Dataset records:
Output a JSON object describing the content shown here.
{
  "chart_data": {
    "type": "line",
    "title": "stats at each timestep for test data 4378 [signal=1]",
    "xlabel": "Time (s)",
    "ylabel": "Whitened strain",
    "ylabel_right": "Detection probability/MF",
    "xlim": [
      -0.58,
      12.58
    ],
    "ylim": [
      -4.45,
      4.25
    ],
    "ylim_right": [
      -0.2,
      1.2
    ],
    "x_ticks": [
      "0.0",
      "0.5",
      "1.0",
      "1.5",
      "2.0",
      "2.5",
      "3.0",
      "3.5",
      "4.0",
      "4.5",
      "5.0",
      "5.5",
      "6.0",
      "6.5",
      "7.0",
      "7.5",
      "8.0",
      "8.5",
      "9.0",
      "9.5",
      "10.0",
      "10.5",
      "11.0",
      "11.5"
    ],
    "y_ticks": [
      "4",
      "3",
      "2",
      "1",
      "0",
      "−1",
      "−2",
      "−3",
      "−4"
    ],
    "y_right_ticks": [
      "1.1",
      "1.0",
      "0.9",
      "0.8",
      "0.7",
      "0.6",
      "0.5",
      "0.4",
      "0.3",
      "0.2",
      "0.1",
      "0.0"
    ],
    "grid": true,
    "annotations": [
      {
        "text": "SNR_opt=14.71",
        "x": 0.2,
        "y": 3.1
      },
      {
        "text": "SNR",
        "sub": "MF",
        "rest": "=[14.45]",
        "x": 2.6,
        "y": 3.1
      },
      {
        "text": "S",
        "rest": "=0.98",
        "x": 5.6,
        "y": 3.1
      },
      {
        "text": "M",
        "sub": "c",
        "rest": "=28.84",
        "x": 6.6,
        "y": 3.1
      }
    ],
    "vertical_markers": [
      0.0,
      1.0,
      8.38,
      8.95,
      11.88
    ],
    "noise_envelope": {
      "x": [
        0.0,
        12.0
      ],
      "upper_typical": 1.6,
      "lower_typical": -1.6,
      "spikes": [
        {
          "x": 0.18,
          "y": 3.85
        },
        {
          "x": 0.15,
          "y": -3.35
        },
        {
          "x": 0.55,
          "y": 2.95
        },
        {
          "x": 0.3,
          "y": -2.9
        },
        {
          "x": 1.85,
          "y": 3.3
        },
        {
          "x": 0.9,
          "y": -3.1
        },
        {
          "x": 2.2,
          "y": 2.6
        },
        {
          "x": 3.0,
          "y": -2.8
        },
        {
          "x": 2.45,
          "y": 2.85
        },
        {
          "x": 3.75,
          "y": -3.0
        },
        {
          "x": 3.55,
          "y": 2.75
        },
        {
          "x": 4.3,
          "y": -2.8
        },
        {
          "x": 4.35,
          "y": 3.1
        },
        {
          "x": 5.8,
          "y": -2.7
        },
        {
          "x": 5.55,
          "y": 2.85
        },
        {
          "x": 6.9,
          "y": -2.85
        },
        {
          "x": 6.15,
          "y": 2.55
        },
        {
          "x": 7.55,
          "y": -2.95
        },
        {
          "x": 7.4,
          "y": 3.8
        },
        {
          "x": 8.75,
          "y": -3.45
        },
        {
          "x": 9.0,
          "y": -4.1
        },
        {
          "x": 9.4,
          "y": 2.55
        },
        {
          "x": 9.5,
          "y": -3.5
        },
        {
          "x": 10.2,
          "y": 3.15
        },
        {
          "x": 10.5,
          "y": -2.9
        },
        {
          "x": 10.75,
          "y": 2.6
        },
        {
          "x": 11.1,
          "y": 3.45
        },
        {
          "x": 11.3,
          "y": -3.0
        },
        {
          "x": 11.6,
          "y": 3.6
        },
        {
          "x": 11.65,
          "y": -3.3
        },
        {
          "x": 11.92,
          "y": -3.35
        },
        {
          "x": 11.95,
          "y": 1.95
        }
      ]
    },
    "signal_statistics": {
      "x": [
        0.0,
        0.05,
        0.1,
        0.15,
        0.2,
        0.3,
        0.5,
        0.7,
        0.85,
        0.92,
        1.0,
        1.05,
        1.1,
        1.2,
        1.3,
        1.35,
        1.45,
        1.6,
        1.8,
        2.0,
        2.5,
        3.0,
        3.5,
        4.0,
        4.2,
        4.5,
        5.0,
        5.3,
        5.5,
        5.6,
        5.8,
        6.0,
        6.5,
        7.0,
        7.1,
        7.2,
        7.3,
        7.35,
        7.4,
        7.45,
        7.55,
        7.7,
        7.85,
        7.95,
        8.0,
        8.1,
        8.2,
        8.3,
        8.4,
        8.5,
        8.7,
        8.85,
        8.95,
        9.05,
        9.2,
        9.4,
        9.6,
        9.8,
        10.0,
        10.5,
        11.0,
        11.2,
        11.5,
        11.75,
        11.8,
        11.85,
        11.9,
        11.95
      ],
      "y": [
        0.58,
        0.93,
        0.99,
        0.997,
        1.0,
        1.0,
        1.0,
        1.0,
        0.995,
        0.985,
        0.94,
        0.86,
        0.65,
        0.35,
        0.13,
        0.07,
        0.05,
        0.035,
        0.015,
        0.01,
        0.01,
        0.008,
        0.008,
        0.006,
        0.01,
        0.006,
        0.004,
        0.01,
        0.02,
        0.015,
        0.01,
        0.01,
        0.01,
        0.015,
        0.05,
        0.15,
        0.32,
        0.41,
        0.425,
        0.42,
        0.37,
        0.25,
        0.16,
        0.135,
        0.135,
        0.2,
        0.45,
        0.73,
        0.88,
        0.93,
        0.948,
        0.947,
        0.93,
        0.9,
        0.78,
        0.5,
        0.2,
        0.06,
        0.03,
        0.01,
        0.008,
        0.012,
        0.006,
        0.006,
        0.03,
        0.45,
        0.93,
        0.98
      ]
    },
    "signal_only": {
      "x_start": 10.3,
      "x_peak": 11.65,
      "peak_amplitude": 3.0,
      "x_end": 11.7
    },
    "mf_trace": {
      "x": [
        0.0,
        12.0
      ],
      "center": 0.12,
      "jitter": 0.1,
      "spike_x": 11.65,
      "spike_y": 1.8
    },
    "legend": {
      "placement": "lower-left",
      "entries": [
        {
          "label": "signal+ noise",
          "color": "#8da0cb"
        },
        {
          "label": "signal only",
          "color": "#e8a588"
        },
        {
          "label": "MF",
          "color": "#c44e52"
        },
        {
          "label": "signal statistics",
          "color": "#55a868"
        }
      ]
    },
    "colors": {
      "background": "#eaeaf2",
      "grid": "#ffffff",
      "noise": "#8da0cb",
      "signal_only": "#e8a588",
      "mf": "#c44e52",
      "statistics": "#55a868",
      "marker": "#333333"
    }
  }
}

Task details: Go through the listing above and restate it word for word.

Solution:
Output a JSON object describing the content shown here.
{
  "chart_data": {
    "type": "line",
    "title": "stats at each timestep for test data 4378 [signal=1]",
    "xlabel": "Time (s)",
    "ylabel": "Whitened strain",
    "ylabel_right": "Detection probability/MF",
    "xlim": [
      -0.58,
      12.58
    ],
    "ylim": [
      -4.45,
      4.25
    ],
    "ylim_right": [
      -0.2,
      1.2
    ],
    "x_ticks": [
      "0.0",
      "0.5",
      "1.0",
      "1.5",
      "2.0",
      "2.5",
      "3.0",
      "3.5",
      "4.0",
      "4.5",
      "5.0",
      "5.5",
      "6.0",
      "6.5",
      "7.0",
      "7.5",
      "8.0",
      "8.5",
      "9.0",
      "9.5",
      "10.0",
      "10.5",
      "11.0",
      "11.5"
    ],
    "y_ticks": [
      "4",
      "3",
      "2",
      "1",
      "0",
      "−1",
      "−2",
      "−3",
      "−4"
    ],
    "y_right_ticks": [
      "1.1",
      "1.0",
      "0.9",
      "0.8",
      "0.7",
      "0.6",
      "0.5",
      "0.4",
      "0.3",
      "0.2",
      "0.1",
      "0.0"
    ],
    "grid": true,
    "annotations": [
      {
        "text": "SNR_opt=14.71",
        "x": 0.2,
        "y": 3.1
      },
      {
        "text": "SNR",
        "sub": "MF",
        "rest": "=[14.45]",
        "x": 2.6,
        "y": 3.1
      },
      {
        "text": "S",
        "rest": "=0.98",
        "x": 5.6,
        "y": 3.1
      },
      {
        "text": "M",
        "sub": "c",
        "rest": "=28.84",
        "x": 6.6,
        "y": 3.1
      }
    ],
    "vertical_markers": [
      0.0,
      1.0,
      8.38,
      8.95,
      11.88
    ],
    "noise_envelope": {
      "x": [
        0.0,
        12.0
      ],
      "upper_typical": 1.6,
      "lower_typical": -1.6,
      "spikes": [
        {
          "x": 0.18,
          "y": 3.85
        },
        {
          "x": 0.15,
          "y": -3.35
        },
        {
          "x": 0.55,
          "y": 2.95
        },
        {
          "x": 0.3,
          "y": -2.9
        },
        {
          "x": 1.85,
          "y": 3.3
        },
        {
          "x": 0.9,
          "y": -3.1
        },
        {
          "x": 2.2,
          "y": 2.6
        },
        {
          "x": 3.0,
          "y": -2.8
        },
        {
          "x": 2.45,
          "y": 2.85
        },
        {
          "x": 3.75,
          "y": -3.0
        },
        {
          "x": 3.55,
          "y": 2.75
        },
        {
          "x": 4.3,
          "y": -2.8
        },
        {
          "x": 4.35,
          "y": 3.1
        },
        {
          "x": 5.8,
          "y": -2.7
        },
        {
          "x": 5.55,
          "y": 2.85
        },
        {
          "x": 6.9,
          "y": -2.85
        },
        {
          "x": 6.15,
          "y": 2.55
        },
        {
          "x": 7.55,
          "y": -2.95
        },
        {
          "x": 7.4,
          "y": 3.8
        },
        {
          "x": 8.75,
          "y": -3.45
        },
        {
          "x": 9.0,
          "y": -4.1
        },
        {
          "x": 9.4,
          "y": 2.55
        },
        {
          "x": 9.5,
          "y": -3.5
        },
        {
          "x": 10.2,
          "y": 3.15
        },
        {
          "x": 10.5,
          "y": -2.9
        },
        {
          "x": 10.75,
          "y": 2.6
        },
        {
          "x": 11.1,
          "y": 3.45
        },
        {
          "x": 11.3,
          "y": -3.0
        },
        {
          "x": 11.6,
          "y": 3.6
        },
        {
          "x": 11.65,
          "y": -3.3
        },
        {
          "x": 11.92,
          "y": -3.35
        },
        {
          "x": 11.95,
          "y": 1.95
        }
      ]
    },
    "signal_statistics": {
      "x": [
        0.0,
        0.05,
        0.1,
        0.15,
        0.2,
        0.3,
        0.5,
        0.7,
        0.85,
        0.92,
        1.0,
        1.05,
        1.1,
        1.2,
        1.3,
        1.35,
        1.45,
        1.6,
        1.8,
        2.0,
        2.5,
        3.0,
        3.5,
        4.0,
        4.2,
        4.5,
        5.0,
        5.3,
        5.5,
        5.6,
        5.8,
        6.0,
        6.5,
        7.0,
        7.1,
        7.2,
        7.3,
        7.35,
        7.4,
        7.45,
        7.55,
        7.7,
        7.85,
        7.95,
        8.0,
        8.1,
        8.2,
        8.3,
        8.4,
        8.5,
        8.7,
        8.85,
        8.95,
        9.05,
        9.2,
        9.4,
        9.6,
        9.8,
        10.0,
        10.5,
        11.0,
        11.2,
        11.5,
        11.75,
        11.8,
        11.85,
        11.9,
        11.95
      ],
      "y": [
        0.58,
        0.93,
        0.99,
        0.997,
        1.0,
        1.0,
        1.0,
        1.0,
        0.995,
        0.985,
        0.94,
        0.86,
        0.65,
        0.35,
        0.13,
        0.07,
        0.05,
        0.035,
        0.015,
        0.01,
        0.01,
        0.008,
        0.008,
        0.006,
        0.01,
        0.006,
        0.004,
        0.01,
        0.02,
        0.015,
        0.01,
        0.01,
        0.01,
        0.015,
        0.05,
        0.15,
        0.32,
        0.41,
        0.425,
        0.42,
        0.37,
        0.25,
        0.16,
        0.135,
        0.135,
        0.2,
        0.45,
        0.73,
        0.88,
        0.93,
        0.948,
        0.947,
        0.93,
        0.9,
        0.78,
        0.5,
        0.2,
        0.06,
        0.03,
        0.01,
        0.008,
        0.012,
        0.006,
        0.006,
        0.03,
        0.45,
        0.93,
        0.98
      ]
    },
    "signal_only": {
      "x_start": 10.3,
      "x_peak": 11.65,
      "peak_amplitude": 3.0,
      "x_end": 11.7
    },
    "mf_trace": {
      "x": [
        0.0,
        12.0
      ],
      "center": 0.12,
      "jitter": 0.1,
      "spike_x": 11.65,
      "spike_y": 1.8
    },
    "legend": {
      "placement": "lower-left",
      "entries": [
        {
          "label": "signal+ noise",
          "color": "#8da0cb"
        },
        {
          "label": "signal only",
          "color": "#e8a588"
        },
        {
          "label": "MF",
          "color": "#c44e52"
        },
        {
          "label": "signal statistics",
          "color": "#55a868"
        }
      ]
    },
    "colors": {
      "background": "#eaeaf2",
      "grid": "#ffffff",
      "noise": "#8da0cb",
      "signal_only": "#e8a588",
      "mf": "#c44e52",
      "statistics": "#55a868",
      "marker": "#333333"
    }
  }
}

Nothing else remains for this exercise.